*Exercise requirements*
Look through the listing for the word "拓展海外市场". Copy each line that has it.

Collected data
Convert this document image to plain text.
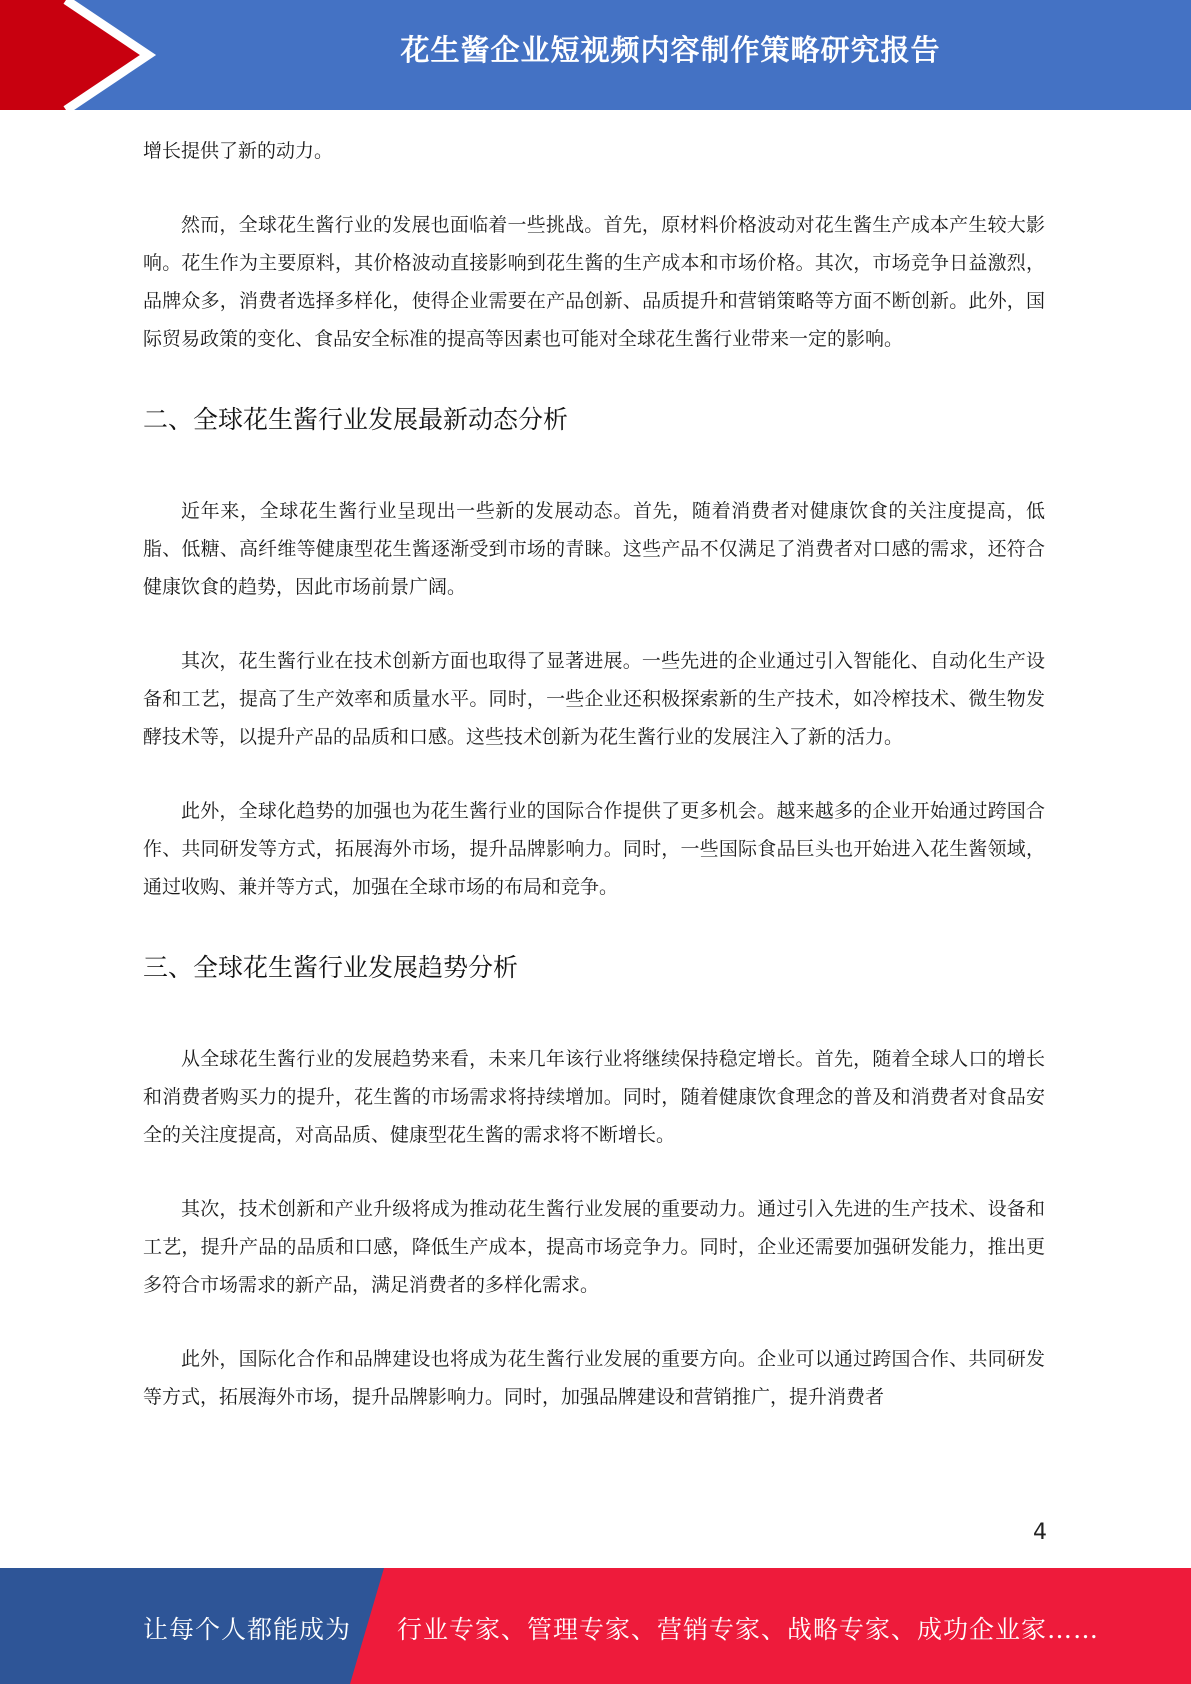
花生酱企业短视频内容制作策略研究报告

增长提供了新的动力。

然而，全球花生酱行业的发展也面临着一些挑战。首先，原材料价格波动对花生酱生产成本产生较大影响。花生作为主要原料，其价格波动直接影响到花生酱的生产成本和市场价格。其次，市场竞争日益激烈，品牌众多，消费者选择多样化，使得企业需要在产品创新、品质提升和营销策略等方面不断创新。此外，国际贸易政策的变化、食品安全标准的提高等因素也可能对全球花生酱行业带来一定的影响。

二、全球花生酱行业发展最新动态分析

近年来，全球花生酱行业呈现出一些新的发展动态。首先，随着消费者对健康饮食的关注度提高，低脂、低糖、高纤维等健康型花生酱逐渐受到市场的青睐。这些产品不仅满足了消费者对口感的需求，还符合健康饮食的趋势，因此市场前景广阔。

其次，花生酱行业在技术创新方面也取得了显著进展。一些先进的企业通过引入智能化、自动化生产设备和工艺，提高了生产效率和质量水平。同时，一些企业还积极探索新的生产技术，如冷榨技术、微生物发酵技术等，以提升产品的品质和口感。这些技术创新为花生酱行业的发展注入了新的活力。

此外，全球化趋势的加强也为花生酱行业的国际合作提供了更多机会。越来越多的企业开始通过跨国合作、共同研发等方式，拓展海外市场，提升品牌影响力。同时，一些国际食品巨头也开始进入花生酱领域，通过收购、兼并等方式，加强在全球市场的布局和竞争。

三、全球花生酱行业发展趋势分析

从全球花生酱行业的发展趋势来看，未来几年该行业将继续保持稳定增长。首先，随着全球人口的增长和消费者购买力的提升，花生酱的市场需求将持续增加。同时，随着健康饮食理念的普及和消费者对食品安全的关注度提高，对高品质、健康型花生酱的需求将不断增长。

其次，技术创新和产业升级将成为推动花生酱行业发展的重要动力。通过引入先进的生产技术、设备和工艺，提升产品的品质和口感，降低生产成本，提高市场竞争力。同时，企业还需要加强研发能力，推出更多符合市场需求的新产品，满足消费者的多样化需求。

此外，国际化合作和品牌建设也将成为花生酱行业发展的重要方向。企业可以通过跨国合作、共同研发等方式，拓展海外市场，提升品牌影响力。同时，加强品牌建设和营销推广，提升消费者

4
让每个人都能成为 行业专家、管理专家、营销专家、战略专家、成功企业家……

*Reply to the task*
此外，全球化趋势的加强也为花生酱行业的国际合作提供了更多机会。越来越多的企业开始通过跨国合作、共同研发等方式，拓展海外市场，提升品牌影响力。同时，一些国际食品巨头也开始进入花生酱领域，通过收购、兼并等方式，加强在全球市场的布局和竞争。
此外，国际化合作和品牌建设也将成为花生酱行业发展的重要方向。企业可以通过跨国合作、共同研发等方式，拓展海外市场，提升品牌影响力。同时，加强品牌建设和营销推广，提升消费者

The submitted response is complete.